* EXERCISE DETAILS
Count every line that has the word "lunch". Give the number, without anything more.

* SUPPLIED RECORDS
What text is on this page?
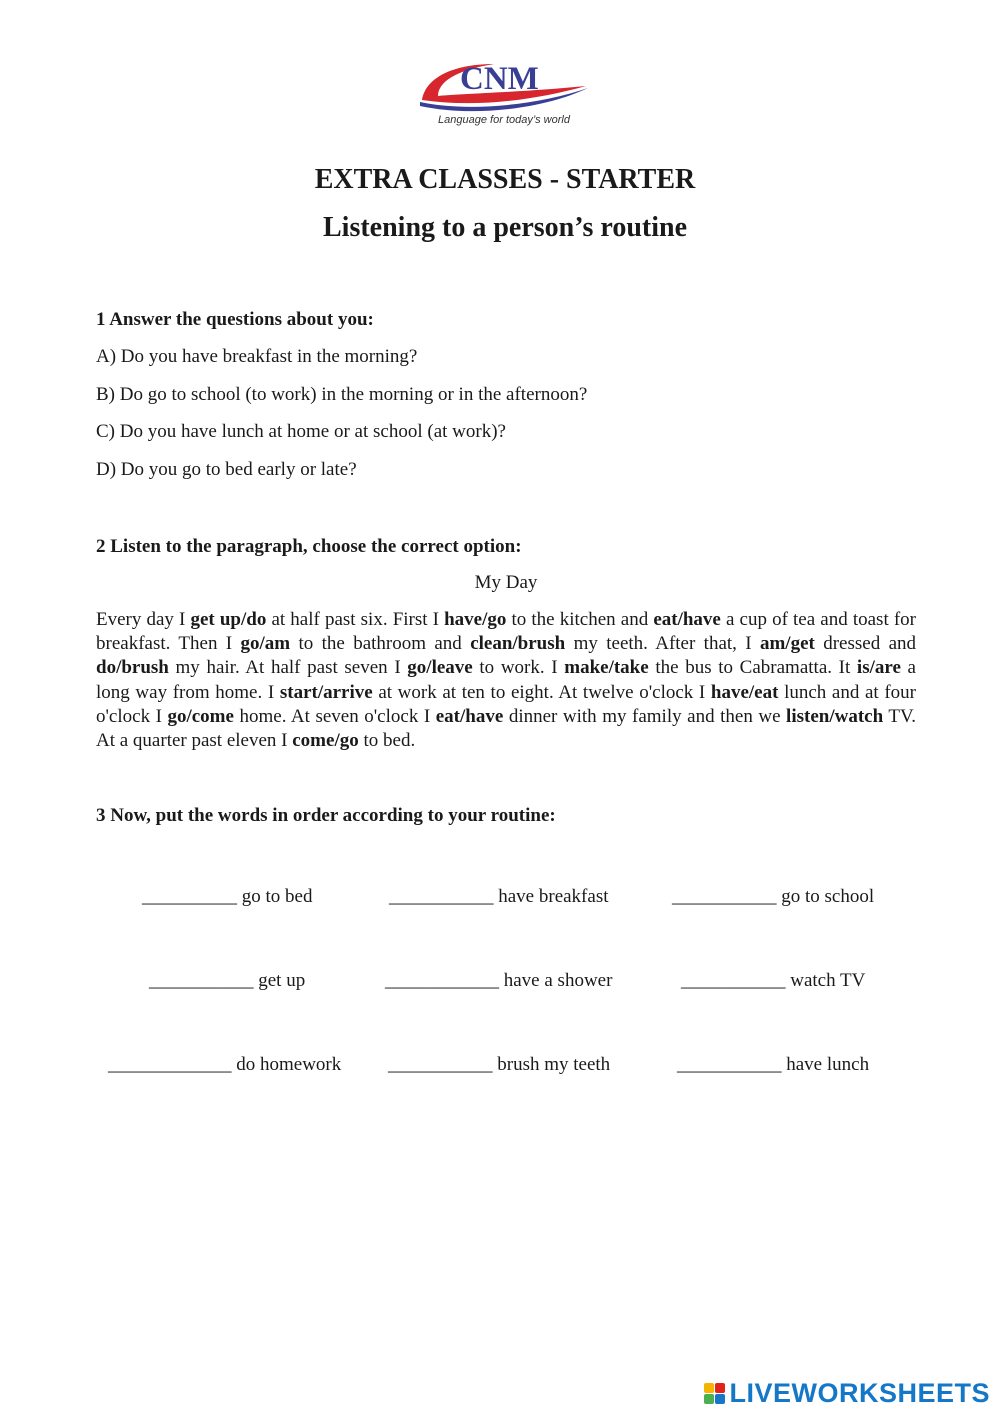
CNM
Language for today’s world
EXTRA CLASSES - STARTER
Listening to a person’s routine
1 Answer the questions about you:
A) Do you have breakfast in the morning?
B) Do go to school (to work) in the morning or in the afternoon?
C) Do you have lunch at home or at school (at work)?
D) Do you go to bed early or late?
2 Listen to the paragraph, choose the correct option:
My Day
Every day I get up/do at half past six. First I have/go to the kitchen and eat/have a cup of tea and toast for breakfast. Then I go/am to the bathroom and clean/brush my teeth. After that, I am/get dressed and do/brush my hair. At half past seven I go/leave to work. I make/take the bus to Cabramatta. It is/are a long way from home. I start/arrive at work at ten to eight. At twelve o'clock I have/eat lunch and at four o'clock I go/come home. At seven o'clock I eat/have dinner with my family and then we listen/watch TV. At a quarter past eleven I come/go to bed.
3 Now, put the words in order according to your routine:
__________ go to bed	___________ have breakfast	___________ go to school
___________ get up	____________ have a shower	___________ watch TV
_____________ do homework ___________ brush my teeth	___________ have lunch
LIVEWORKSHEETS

* RESULT OF THE EXERCISE
3